═══ GIVEN PASSAGE

# wheel alinement



## mayfew (Aug 18, 2004)

So I guess this is for the people that have experience with maxima alinement values. take a look at the results, Sony ImageStation: Permalink now when I am accelerating my car pulls to the right, when I am coasting it pulls to the left, and my wheels look odd in their wheel wells (one pushed in further than the other). What is the deal?


----------



## JNCoRacer (Apr 18, 2003)

Has the car been wrecked before? Sounds like it definitely needs to be aligned.


----------



## mayfew (Aug 18, 2004)

Sadly, yes, I slid in to a curb being dumb. I had to replace the lower control arm/transverse link because it was bent, but I did not notice any other out of line parts. The sway bar measured out symmetrical, and the links and tie rods looked good. My axle did move freely in and out of the transmission when the control arm/transverse link was did connected, I thought that it was normal?

══════

**REQUIRED ACTIONS:**
A: In the wheel alignment thread, which part did mayfew replace after sliding into a curb?
B: Summarize the wheel alignment thread in two sentences.
C: Proceed with the wheel alignment thread from its last post.
The records have nothing to do with the wheel alignment thread.

═══ EXTRACTED DATA

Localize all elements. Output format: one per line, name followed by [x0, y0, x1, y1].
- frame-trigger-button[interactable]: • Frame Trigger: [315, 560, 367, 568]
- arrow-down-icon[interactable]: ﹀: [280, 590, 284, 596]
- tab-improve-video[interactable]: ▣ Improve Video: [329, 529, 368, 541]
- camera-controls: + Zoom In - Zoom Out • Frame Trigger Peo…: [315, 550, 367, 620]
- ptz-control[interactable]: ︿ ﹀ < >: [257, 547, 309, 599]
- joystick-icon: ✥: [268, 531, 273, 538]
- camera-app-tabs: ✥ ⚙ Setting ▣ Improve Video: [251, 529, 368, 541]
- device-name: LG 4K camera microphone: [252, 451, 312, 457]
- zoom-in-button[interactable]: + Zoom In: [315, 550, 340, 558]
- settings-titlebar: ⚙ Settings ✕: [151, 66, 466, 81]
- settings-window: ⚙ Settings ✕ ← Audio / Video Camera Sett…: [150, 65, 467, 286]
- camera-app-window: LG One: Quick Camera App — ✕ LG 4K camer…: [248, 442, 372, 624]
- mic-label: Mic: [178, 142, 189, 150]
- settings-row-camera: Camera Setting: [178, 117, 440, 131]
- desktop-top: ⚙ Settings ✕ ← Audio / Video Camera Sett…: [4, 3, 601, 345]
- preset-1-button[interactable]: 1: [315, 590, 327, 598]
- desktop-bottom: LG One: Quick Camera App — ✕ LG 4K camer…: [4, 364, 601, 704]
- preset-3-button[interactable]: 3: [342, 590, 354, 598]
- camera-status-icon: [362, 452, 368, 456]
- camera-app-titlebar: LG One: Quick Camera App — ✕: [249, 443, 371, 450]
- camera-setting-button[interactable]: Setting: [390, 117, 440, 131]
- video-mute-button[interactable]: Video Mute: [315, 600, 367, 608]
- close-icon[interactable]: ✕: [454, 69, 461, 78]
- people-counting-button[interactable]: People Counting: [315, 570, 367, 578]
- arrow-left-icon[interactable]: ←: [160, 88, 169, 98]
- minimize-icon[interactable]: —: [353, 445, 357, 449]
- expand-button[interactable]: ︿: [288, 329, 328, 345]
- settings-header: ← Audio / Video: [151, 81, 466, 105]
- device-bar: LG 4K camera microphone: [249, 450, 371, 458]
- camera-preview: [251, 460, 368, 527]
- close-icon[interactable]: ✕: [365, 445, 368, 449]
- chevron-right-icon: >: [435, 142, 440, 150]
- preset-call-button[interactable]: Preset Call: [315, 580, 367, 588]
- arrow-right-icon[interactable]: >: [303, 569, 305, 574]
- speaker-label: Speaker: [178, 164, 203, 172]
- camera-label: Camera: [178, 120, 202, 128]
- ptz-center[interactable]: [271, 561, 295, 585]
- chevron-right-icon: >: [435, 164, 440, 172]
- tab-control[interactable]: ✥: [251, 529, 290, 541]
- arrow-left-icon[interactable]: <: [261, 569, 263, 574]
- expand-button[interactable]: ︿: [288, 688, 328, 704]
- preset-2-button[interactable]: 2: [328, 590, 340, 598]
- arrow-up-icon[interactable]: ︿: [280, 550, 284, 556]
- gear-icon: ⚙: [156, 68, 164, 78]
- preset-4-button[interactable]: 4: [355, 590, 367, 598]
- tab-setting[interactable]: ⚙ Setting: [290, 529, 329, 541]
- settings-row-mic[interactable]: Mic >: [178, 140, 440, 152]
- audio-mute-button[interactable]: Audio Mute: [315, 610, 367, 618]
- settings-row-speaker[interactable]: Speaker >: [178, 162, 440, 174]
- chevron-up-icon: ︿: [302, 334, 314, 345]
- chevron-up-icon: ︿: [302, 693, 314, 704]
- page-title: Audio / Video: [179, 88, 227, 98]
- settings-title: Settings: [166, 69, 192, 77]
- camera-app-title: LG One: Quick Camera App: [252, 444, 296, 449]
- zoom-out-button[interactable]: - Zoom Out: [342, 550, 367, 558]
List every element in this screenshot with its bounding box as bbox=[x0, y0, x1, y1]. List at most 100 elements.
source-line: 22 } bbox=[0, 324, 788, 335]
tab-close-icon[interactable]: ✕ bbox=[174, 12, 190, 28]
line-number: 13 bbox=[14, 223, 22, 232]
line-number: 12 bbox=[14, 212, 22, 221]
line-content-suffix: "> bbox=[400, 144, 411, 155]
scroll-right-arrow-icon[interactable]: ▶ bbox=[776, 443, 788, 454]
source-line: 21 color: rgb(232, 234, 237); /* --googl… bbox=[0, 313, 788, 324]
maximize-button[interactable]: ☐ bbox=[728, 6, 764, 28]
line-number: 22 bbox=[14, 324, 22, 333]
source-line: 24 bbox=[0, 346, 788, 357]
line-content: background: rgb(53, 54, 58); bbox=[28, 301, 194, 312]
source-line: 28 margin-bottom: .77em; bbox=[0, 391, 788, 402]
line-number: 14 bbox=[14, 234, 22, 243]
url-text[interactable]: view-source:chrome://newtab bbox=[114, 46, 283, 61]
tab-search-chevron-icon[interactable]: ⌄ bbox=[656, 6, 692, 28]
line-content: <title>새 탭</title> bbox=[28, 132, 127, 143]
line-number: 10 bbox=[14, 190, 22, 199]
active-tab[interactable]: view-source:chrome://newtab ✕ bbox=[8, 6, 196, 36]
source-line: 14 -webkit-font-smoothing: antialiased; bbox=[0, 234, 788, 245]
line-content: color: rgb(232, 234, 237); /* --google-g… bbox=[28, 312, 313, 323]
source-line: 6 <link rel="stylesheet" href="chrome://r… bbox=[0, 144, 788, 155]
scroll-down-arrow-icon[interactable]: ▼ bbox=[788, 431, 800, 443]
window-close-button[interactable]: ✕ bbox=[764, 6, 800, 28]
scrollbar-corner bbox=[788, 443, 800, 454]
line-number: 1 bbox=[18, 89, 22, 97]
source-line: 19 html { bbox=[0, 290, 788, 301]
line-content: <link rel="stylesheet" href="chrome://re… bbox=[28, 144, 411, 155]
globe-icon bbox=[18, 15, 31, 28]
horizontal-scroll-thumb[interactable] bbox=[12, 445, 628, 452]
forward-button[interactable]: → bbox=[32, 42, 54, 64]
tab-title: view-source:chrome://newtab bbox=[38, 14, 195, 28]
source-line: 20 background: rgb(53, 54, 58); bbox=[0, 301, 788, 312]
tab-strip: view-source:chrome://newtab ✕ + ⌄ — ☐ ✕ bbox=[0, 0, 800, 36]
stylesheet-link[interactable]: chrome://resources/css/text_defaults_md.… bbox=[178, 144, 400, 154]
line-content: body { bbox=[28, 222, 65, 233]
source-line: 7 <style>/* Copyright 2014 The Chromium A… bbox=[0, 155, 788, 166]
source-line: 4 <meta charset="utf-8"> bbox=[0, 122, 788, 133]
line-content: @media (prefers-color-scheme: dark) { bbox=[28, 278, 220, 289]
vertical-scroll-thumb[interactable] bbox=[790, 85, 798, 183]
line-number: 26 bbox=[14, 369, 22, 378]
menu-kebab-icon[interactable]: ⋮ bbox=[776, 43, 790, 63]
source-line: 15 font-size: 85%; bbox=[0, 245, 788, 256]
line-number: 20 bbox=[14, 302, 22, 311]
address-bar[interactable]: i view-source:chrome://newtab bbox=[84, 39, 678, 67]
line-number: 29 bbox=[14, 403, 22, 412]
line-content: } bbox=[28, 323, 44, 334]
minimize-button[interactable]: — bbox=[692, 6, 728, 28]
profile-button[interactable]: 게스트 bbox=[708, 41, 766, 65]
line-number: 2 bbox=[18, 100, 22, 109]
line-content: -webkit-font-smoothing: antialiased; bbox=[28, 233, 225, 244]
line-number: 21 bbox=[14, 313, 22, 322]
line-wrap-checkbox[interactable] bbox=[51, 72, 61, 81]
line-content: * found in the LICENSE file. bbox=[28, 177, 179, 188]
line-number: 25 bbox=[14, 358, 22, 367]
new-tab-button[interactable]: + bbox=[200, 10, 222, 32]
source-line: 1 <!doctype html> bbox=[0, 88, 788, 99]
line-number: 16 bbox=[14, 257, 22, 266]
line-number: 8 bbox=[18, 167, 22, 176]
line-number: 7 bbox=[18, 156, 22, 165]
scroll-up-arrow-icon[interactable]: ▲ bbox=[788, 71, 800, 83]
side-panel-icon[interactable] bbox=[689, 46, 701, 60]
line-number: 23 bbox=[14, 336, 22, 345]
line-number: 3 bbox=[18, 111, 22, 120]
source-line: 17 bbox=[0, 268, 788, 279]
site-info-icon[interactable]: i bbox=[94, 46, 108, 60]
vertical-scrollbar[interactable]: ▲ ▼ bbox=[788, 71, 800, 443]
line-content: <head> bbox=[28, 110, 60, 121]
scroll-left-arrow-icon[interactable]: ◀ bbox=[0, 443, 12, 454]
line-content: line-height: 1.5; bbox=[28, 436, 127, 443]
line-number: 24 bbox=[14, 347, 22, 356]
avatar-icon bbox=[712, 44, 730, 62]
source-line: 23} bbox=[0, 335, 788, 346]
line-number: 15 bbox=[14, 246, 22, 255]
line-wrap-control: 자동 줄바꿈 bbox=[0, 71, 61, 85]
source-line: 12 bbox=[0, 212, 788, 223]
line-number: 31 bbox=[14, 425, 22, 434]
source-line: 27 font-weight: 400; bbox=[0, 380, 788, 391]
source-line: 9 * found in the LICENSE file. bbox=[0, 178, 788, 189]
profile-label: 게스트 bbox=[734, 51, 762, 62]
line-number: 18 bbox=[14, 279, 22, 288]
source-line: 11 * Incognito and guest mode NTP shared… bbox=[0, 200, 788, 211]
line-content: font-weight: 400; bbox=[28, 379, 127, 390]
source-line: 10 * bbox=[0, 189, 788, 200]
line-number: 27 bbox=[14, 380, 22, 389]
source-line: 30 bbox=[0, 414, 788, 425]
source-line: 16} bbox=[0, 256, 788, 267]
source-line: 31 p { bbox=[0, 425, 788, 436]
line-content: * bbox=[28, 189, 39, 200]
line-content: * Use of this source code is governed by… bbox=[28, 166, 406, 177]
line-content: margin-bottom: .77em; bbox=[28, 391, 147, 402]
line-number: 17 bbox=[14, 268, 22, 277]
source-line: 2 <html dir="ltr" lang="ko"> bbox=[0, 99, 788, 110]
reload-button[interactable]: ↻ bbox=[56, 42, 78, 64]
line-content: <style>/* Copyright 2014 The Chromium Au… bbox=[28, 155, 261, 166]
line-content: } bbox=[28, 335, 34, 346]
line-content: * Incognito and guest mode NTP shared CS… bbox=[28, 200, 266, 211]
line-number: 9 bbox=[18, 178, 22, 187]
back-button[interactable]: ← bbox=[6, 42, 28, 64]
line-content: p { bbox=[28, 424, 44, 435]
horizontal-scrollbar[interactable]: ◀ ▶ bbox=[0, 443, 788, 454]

══════

**ANSWERS TO THE EXERCISES:**
A: The lower control arm/transverse link, because it was bent.

B: Mayfew shares alignment results and reports that the car pulls right when accelerating and left when coasting, with the wheels sitting unevenly in their wheel wells. When JNCoRacer asks whether the car had been wrecked, mayfew explains that it slid into a curb and the bent lower control arm/transverse link was replaced, though the sway bar, links and tie rods seemed fine.

C:
----------



## smj999smj (Jan 1, 2006)

If caster or camber is out of spec., which is what it looks like on the sheet, something is bent (those measurements are not adjustable). It could be a strut...could be the unibody. You may want to have a frame shop take a look at it (bring the alignment sheet with you).


----------



## mayfew (Aug 18, 2004)

thanks for the response, I got charged for camber bolt kits on both front, and rear passenger side wheels. I guess next stop is the frame shop.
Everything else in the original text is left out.